**GIVEN INSTRUCTION**
List every line below containing "decision".

::::::

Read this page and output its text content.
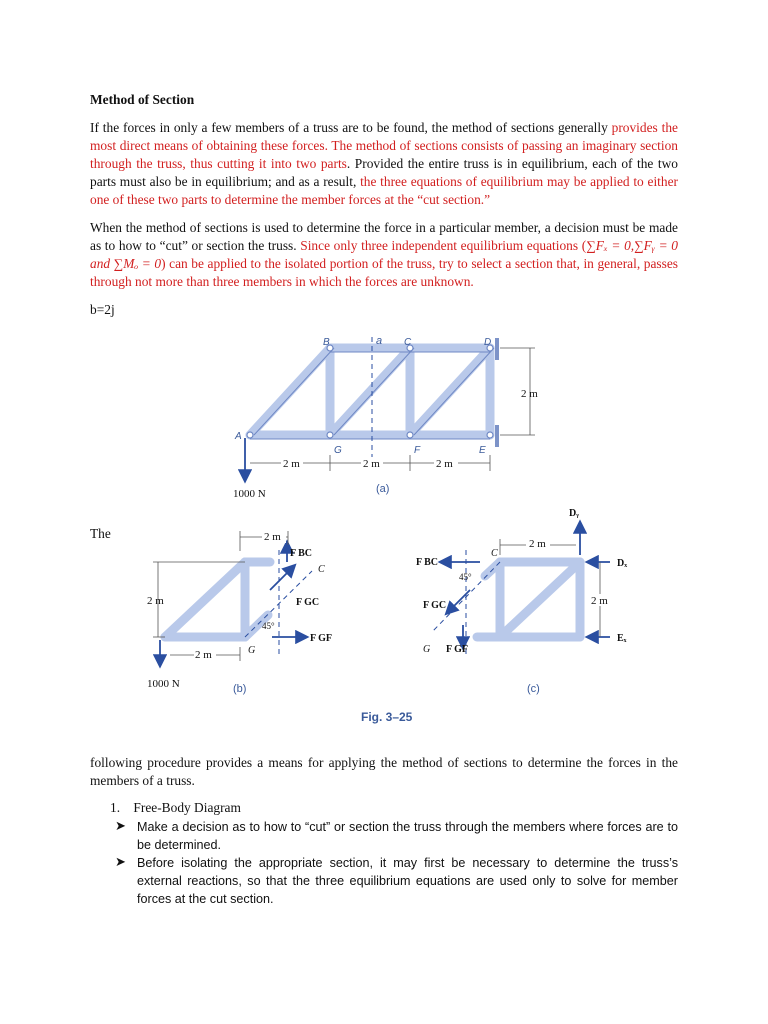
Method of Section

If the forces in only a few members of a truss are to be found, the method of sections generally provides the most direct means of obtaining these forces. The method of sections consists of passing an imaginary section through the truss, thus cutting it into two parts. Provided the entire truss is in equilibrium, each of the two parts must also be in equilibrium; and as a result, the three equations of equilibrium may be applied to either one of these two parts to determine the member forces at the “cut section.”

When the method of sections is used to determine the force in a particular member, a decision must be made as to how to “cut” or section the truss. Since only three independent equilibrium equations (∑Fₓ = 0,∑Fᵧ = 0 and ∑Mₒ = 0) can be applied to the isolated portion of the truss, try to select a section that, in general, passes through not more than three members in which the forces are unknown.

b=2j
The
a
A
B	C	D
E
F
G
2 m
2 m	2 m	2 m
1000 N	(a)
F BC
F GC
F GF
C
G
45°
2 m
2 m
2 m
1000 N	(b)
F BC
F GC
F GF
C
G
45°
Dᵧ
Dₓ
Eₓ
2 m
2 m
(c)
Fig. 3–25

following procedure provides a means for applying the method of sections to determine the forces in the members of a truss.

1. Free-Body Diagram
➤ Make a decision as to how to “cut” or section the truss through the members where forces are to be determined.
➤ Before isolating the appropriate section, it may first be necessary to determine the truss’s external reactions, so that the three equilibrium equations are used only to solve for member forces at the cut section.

::::::

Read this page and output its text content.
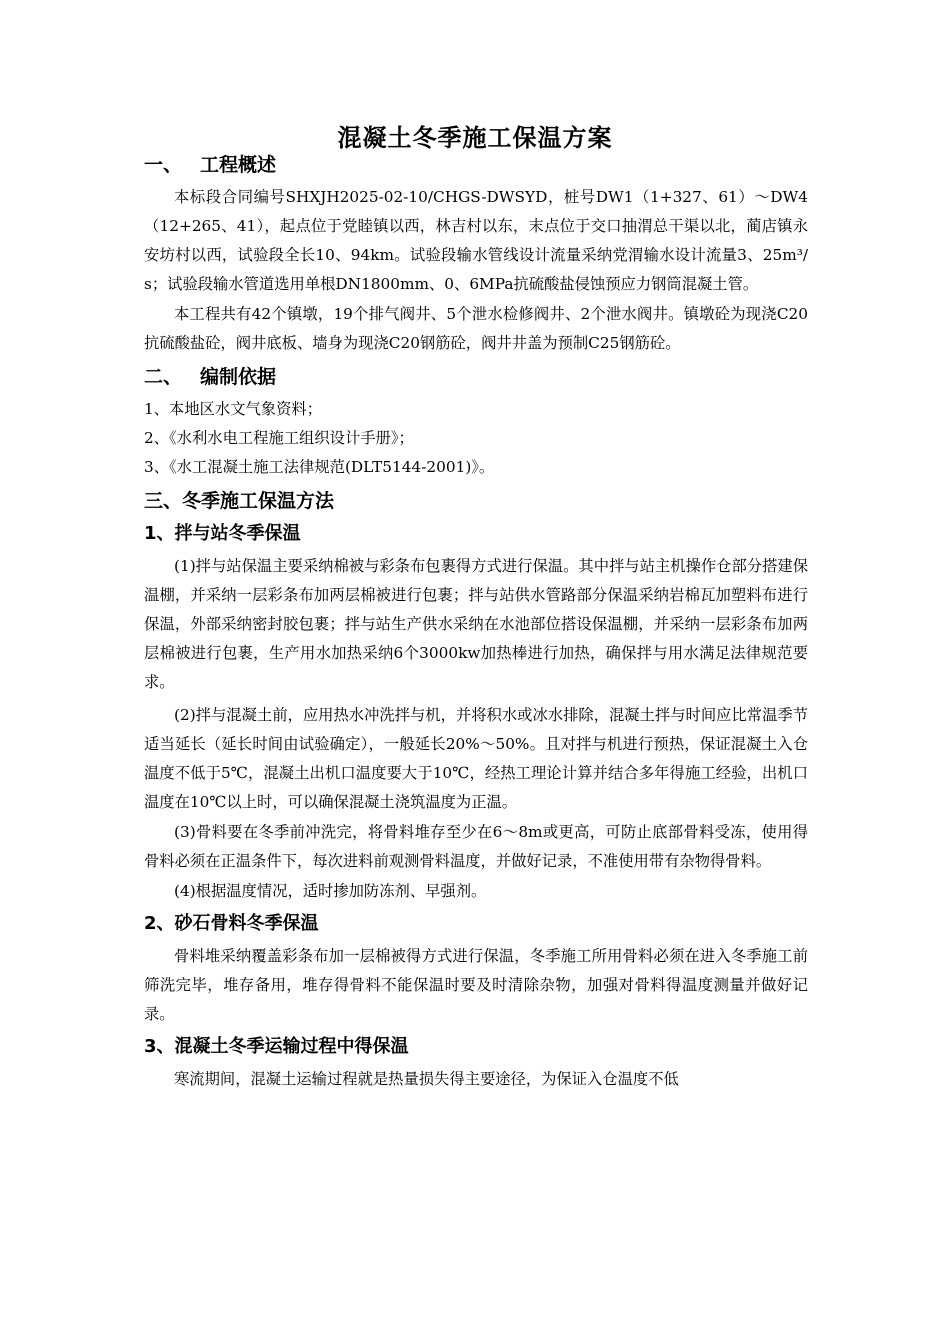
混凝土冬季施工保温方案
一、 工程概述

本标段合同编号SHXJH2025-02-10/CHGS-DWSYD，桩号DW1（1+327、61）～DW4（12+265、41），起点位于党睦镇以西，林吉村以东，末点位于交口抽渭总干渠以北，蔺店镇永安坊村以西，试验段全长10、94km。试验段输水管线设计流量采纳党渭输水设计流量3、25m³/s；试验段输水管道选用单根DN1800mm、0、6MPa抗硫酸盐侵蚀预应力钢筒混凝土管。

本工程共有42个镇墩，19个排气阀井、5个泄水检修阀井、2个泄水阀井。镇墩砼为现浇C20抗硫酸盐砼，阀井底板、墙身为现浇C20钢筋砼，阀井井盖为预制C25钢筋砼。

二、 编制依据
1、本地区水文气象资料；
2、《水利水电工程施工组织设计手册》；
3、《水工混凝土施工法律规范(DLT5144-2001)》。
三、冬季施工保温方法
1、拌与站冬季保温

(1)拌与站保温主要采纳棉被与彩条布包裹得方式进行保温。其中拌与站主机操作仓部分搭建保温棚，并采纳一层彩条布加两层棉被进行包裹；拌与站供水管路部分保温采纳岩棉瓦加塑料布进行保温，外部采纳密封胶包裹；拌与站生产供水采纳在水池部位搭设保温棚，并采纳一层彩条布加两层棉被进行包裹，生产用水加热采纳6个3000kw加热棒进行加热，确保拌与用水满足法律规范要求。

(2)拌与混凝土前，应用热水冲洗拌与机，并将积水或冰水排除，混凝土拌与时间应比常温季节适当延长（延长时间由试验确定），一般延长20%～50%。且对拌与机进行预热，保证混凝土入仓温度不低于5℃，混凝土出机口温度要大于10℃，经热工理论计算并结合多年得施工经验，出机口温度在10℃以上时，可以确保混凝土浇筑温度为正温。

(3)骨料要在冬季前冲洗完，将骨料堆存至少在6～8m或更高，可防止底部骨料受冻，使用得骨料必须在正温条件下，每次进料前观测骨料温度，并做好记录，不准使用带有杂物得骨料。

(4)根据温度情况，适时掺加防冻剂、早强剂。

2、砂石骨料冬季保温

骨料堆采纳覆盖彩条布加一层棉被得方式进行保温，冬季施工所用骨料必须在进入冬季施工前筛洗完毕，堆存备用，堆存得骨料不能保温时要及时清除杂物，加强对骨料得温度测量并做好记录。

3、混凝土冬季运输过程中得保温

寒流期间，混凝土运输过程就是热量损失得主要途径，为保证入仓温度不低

::::::

**SOLUTION BELOW**
When the method of sections is used to determine the force in a particular member, a decision must be made as to how to “cut” or section the truss. Since only three independent equilibrium equations (∑Fₓ = 0,∑Fᵧ = 0 and ∑Mₒ = 0) can be applied to the isolated portion of the truss, try to select a section that, in general, passes through not more than three members in which the forces are unknown.
➤ Make a decision as to how to “cut” or section the truss through the members where forces are to be determined.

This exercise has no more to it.